-- Exercise brief --
Restate the entire listing word for word.

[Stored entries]
————————

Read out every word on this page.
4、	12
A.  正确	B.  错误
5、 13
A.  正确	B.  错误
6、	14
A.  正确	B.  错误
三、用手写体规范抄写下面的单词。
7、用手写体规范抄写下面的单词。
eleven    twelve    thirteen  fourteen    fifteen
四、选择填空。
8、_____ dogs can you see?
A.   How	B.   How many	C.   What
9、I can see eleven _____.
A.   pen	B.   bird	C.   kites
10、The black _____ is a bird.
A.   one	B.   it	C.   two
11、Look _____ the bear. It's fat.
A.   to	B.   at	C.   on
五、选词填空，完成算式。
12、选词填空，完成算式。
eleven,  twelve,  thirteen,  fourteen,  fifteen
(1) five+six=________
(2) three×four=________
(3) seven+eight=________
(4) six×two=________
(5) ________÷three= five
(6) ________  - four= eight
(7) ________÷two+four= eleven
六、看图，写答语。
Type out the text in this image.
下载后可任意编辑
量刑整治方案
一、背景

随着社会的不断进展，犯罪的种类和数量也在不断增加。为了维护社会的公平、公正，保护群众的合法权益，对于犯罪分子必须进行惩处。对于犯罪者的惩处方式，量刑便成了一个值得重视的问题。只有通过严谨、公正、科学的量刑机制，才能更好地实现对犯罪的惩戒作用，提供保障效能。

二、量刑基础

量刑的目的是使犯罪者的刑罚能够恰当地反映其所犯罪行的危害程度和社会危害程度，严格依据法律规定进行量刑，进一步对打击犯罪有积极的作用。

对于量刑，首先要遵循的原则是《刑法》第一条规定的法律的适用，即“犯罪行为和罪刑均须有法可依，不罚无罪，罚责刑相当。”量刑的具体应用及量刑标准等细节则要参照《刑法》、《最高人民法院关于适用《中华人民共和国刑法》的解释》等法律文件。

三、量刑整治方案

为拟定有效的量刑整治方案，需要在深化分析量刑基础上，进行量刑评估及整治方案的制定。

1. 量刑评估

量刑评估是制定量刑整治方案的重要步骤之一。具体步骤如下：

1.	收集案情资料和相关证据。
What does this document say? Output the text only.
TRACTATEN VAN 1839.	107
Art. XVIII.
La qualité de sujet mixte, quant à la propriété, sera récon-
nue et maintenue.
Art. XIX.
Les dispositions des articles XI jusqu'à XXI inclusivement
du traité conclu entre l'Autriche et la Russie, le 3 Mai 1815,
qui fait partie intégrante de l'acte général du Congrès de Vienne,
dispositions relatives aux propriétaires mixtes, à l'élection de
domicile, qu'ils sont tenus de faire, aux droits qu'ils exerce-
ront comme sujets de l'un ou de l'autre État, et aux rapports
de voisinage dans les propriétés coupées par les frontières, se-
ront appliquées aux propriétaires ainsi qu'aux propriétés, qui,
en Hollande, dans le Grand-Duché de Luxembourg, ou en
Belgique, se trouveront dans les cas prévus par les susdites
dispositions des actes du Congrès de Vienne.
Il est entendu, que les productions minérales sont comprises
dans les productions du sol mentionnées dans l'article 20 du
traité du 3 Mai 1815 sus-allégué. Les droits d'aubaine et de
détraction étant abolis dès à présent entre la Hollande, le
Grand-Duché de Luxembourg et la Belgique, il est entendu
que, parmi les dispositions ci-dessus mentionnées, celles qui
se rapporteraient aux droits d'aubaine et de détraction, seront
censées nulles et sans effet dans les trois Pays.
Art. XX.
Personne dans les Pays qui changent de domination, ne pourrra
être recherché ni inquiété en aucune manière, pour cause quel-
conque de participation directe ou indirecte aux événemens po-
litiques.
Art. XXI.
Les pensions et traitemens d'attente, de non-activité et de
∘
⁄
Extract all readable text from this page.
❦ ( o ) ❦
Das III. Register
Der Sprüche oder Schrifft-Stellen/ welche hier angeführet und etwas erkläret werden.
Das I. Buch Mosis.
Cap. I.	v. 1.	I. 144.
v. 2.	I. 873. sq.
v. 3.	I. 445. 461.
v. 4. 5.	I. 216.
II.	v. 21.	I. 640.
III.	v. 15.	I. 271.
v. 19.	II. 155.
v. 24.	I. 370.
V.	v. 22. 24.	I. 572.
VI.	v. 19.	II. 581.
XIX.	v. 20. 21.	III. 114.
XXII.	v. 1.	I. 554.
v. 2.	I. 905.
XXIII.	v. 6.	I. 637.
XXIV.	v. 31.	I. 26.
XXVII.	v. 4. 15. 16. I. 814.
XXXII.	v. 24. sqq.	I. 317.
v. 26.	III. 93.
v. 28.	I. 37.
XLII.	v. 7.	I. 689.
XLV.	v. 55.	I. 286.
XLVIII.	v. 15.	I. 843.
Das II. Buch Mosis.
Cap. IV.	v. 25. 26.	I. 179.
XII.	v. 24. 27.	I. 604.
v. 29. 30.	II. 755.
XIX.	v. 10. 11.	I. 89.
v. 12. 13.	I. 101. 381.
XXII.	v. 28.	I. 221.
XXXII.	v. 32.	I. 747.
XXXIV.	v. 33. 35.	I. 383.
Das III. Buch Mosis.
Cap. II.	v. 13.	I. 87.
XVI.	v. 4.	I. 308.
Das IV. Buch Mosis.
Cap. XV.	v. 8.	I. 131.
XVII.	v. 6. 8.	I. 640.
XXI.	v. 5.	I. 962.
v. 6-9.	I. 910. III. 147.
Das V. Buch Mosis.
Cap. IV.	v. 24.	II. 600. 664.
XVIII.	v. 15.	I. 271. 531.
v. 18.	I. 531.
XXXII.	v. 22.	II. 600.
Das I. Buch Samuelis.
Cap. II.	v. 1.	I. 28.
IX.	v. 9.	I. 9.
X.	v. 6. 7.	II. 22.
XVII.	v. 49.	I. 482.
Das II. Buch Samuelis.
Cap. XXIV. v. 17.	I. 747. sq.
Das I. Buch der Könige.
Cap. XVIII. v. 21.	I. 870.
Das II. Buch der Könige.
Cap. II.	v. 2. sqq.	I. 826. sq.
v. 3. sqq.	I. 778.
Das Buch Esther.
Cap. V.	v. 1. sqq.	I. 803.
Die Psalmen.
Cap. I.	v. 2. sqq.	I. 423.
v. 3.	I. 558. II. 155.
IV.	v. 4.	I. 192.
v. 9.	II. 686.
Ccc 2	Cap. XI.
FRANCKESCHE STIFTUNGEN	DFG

————————

-- Result below --
Read out every word on this page.
4、	12
A.  正确	B.  错误
5、 13
A.  正确	B.  错误
6、	14
A.  正确	B.  错误
三、用手写体规范抄写下面的单词。
7、用手写体规范抄写下面的单词。
eleven    twelve    thirteen  fourteen    fifteen
四、选择填空。
8、_____ dogs can you see?
A.   How	B.   How many	C.   What
9、I can see eleven _____.
A.   pen	B.   bird	C.   kites
10、The black _____ is a bird.
A.   one	B.   it	C.   two
11、Look _____ the bear. It's fat.
A.   to	B.   at	C.   on
五、选词填空，完成算式。
12、选词填空，完成算式。
eleven,  twelve,  thirteen,  fourteen,  fifteen
(1) five+six=________
(2) three×four=________
(3) seven+eight=________
(4) six×two=________
(5) ________÷three= five
(6) ________  - four= eight
(7) ________÷two+four= eleven
六、看图，写答语。
Type out the text in this image.
下载后可任意编辑
量刑整治方案
一、背景

随着社会的不断进展，犯罪的种类和数量也在不断增加。为了维护社会的公平、公正，保护群众的合法权益，对于犯罪分子必须进行惩处。对于犯罪者的惩处方式，量刑便成了一个值得重视的问题。只有通过严谨、公正、科学的量刑机制，才能更好地实现对犯罪的惩戒作用，提供保障效能。

二、量刑基础

量刑的目的是使犯罪者的刑罚能够恰当地反映其所犯罪行的危害程度和社会危害程度，严格依据法律规定进行量刑，进一步对打击犯罪有积极的作用。

对于量刑，首先要遵循的原则是《刑法》第一条规定的法律的适用，即“犯罪行为和罪刑均须有法可依，不罚无罪，罚责刑相当。”量刑的具体应用及量刑标准等细节则要参照《刑法》、《最高人民法院关于适用《中华人民共和国刑法》的解释》等法律文件。

三、量刑整治方案

为拟定有效的量刑整治方案，需要在深化分析量刑基础上，进行量刑评估及整治方案的制定。

1. 量刑评估

量刑评估是制定量刑整治方案的重要步骤之一。具体步骤如下：

1.	收集案情资料和相关证据。
What does this document say? Output the text only.
TRACTATEN VAN 1839.	107
Art. XVIII.
La qualité de sujet mixte, quant à la propriété, sera récon-
nue et maintenue.
Art. XIX.
Les dispositions des articles XI jusqu'à XXI inclusivement
du traité conclu entre l'Autriche et la Russie, le 3 Mai 1815,
qui fait partie intégrante de l'acte général du Congrès de Vienne,
dispositions relatives aux propriétaires mixtes, à l'élection de
domicile, qu'ils sont tenus de faire, aux droits qu'ils exerce-
ront comme sujets de l'un ou de l'autre État, et aux rapports
de voisinage dans les propriétés coupées par les frontières, se-
ront appliquées aux propriétaires ainsi qu'aux propriétés, qui,
en Hollande, dans le Grand-Duché de Luxembourg, ou en
Belgique, se trouveront dans les cas prévus par les susdites
dispositions des actes du Congrès de Vienne.
Il est entendu, que les productions minérales sont comprises
dans les productions du sol mentionnées dans l'article 20 du
traité du 3 Mai 1815 sus-allégué. Les droits d'aubaine et de
détraction étant abolis dès à présent entre la Hollande, le
Grand-Duché de Luxembourg et la Belgique, il est entendu
que, parmi les dispositions ci-dessus mentionnées, celles qui
se rapporteraient aux droits d'aubaine et de détraction, seront
censées nulles et sans effet dans les trois Pays.
Art. XX.
Personne dans les Pays qui changent de domination, ne pourrra
être recherché ni inquiété en aucune manière, pour cause quel-
conque de participation directe ou indirecte aux événemens po-
litiques.
Art. XXI.
Les pensions et traitemens d'attente, de non-activité et de
∘
⁄
Extract all readable text from this page.
❦ ( o ) ❦
Das III. Register
Der Sprüche oder Schrifft-Stellen/ welche hier angeführet und etwas erkläret werden.
Das I. Buch Mosis.
Cap. I.	v. 1.	I. 144.
v. 2.	I. 873. sq.
v. 3.	I. 445. 461.
v. 4. 5.	I. 216.
II.	v. 21.	I. 640.
III.	v. 15.	I. 271.
v. 19.	II. 155.
v. 24.	I. 370.
V.	v. 22. 24.	I. 572.
VI.	v. 19.	II. 581.
XIX.	v. 20. 21.	III. 114.
XXII.	v. 1.	I. 554.
v. 2.	I. 905.
XXIII.	v. 6.	I. 637.
XXIV.	v. 31.	I. 26.
XXVII.	v. 4. 15. 16. I. 814.
XXXII.	v. 24. sqq.	I. 317.
v. 26.	III. 93.
v. 28.	I. 37.
XLII.	v. 7.	I. 689.
XLV.	v. 55.	I. 286.
XLVIII.	v. 15.	I. 843.
Das II. Buch Mosis.
Cap. IV.	v. 25. 26.	I. 179.
XII.	v. 24. 27.	I. 604.
v. 29. 30.	II. 755.
XIX.	v. 10. 11.	I. 89.
v. 12. 13.	I. 101. 381.
XXII.	v. 28.	I. 221.
XXXII.	v. 32.	I. 747.
XXXIV.	v. 33. 35.	I. 383.
Das III. Buch Mosis.
Cap. II.	v. 13.	I. 87.
XVI.	v. 4.	I. 308.
Das IV. Buch Mosis.
Cap. XV.	v. 8.	I. 131.
XVII.	v. 6. 8.	I. 640.
XXI.	v. 5.	I. 962.
v. 6-9.	I. 910. III. 147.
Das V. Buch Mosis.
Cap. IV.	v. 24.	II. 600. 664.
XVIII.	v. 15.	I. 271. 531.
v. 18.	I. 531.
XXXII.	v. 22.	II. 600.
Das I. Buch Samuelis.
Cap. II.	v. 1.	I. 28.
IX.	v. 9.	I. 9.
X.	v. 6. 7.	II. 22.
XVII.	v. 49.	I. 482.
Das II. Buch Samuelis.
Cap. XXIV. v. 17.	I. 747. sq.
Das I. Buch der Könige.
Cap. XVIII. v. 21.	I. 870.
Das II. Buch der Könige.
Cap. II.	v. 2. sqq.	I. 826. sq.
v. 3. sqq.	I. 778.
Das Buch Esther.
Cap. V.	v. 1. sqq.	I. 803.
Die Psalmen.
Cap. I.	v. 2. sqq.	I. 423.
v. 3.	I. 558. II. 155.
IV.	v. 4.	I. 192.
v. 9.	II. 686.
Ccc 2	Cap. XI.
FRANCKESCHE STIFTUNGEN	DFG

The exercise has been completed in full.